-- start of Supplied data --

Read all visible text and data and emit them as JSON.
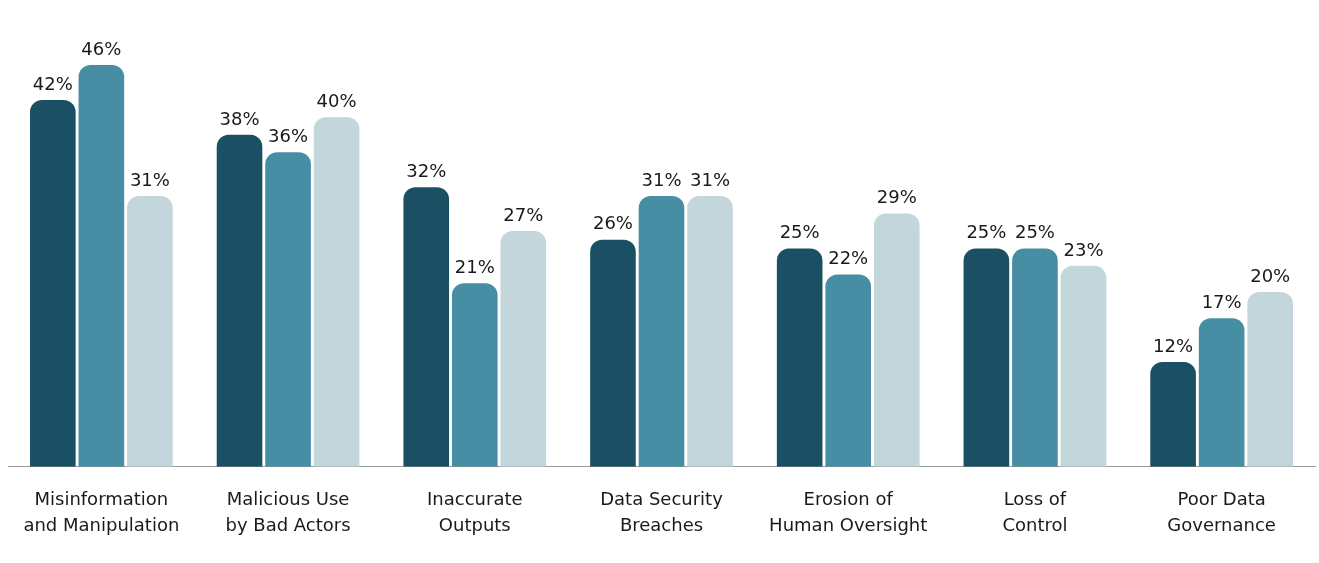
{
  "chart_data": {
    "type": "bar",
    "categories": [
      "Misinformation and Manipulation",
      "Malicious Use by Bad Actors",
      "Inaccurate Outputs",
      "Data Security Breaches",
      "Erosion of Human Oversight",
      "Loss of Control",
      "Poor Data Governance"
    ],
    "series": [
      {
        "color": "#1b5064",
        "values": [
          42,
          38,
          32,
          26,
          25,
          25,
          12
        ],
        "value_labels": [
          "42%",
          "38%",
          "32%",
          "26%",
          "25%",
          "25%",
          "12%"
        ]
      },
      {
        "color": "#478ea5",
        "values": [
          46,
          36,
          21,
          31,
          22,
          25,
          17
        ],
        "value_labels": [
          "46%",
          "36%",
          "21%",
          "31%",
          "22%",
          "25%",
          "17%"
        ]
      },
      {
        "color": "#c2d6dc",
        "values": [
          31,
          40,
          27,
          31,
          29,
          23,
          20
        ],
        "value_labels": [
          "31%",
          "40%",
          "27%",
          "31%",
          "29%",
          "23%",
          "20%"
        ]
      }
    ],
    "tick_labels": "x",
    "grid": false,
    "legend": false
  }
}
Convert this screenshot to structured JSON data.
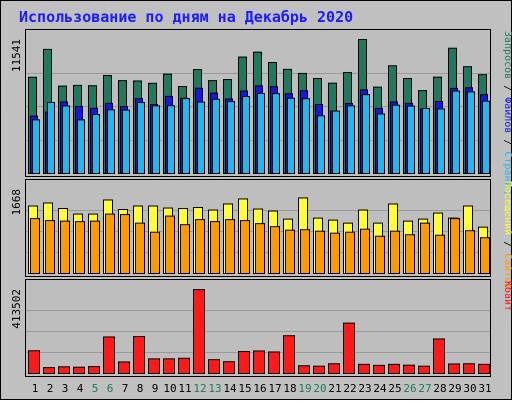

-- end of Supplied data --

The task
Return the material exactly as given, apart from the pictures.

Task answer
Read all visible text and data and emit them as JSON.
{
  "chart_data": {
    "type": "bar",
    "categories": [
      "Misinformation and Manipulation",
      "Malicious Use by Bad Actors",
      "Inaccurate Outputs",
      "Data Security Breaches",
      "Erosion of Human Oversight",
      "Loss of Control",
      "Poor Data Governance"
    ],
    "series": [
      {
        "color": "#1b5064",
        "values": [
          42,
          38,
          32,
          26,
          25,
          25,
          12
        ],
        "value_labels": [
          "42%",
          "38%",
          "32%",
          "26%",
          "25%",
          "25%",
          "12%"
        ]
      },
      {
        "color": "#478ea5",
        "values": [
          46,
          36,
          21,
          31,
          22,
          25,
          17
        ],
        "value_labels": [
          "46%",
          "36%",
          "21%",
          "31%",
          "22%",
          "25%",
          "17%"
        ]
      },
      {
        "color": "#c2d6dc",
        "values": [
          31,
          40,
          27,
          31,
          29,
          23,
          20
        ],
        "value_labels": [
          "31%",
          "40%",
          "27%",
          "31%",
          "29%",
          "23%",
          "20%"
        ]
      }
    ],
    "tick_labels": "x",
    "grid": false,
    "legend": false
  }
}
Convert this screenshot to structured JSON data.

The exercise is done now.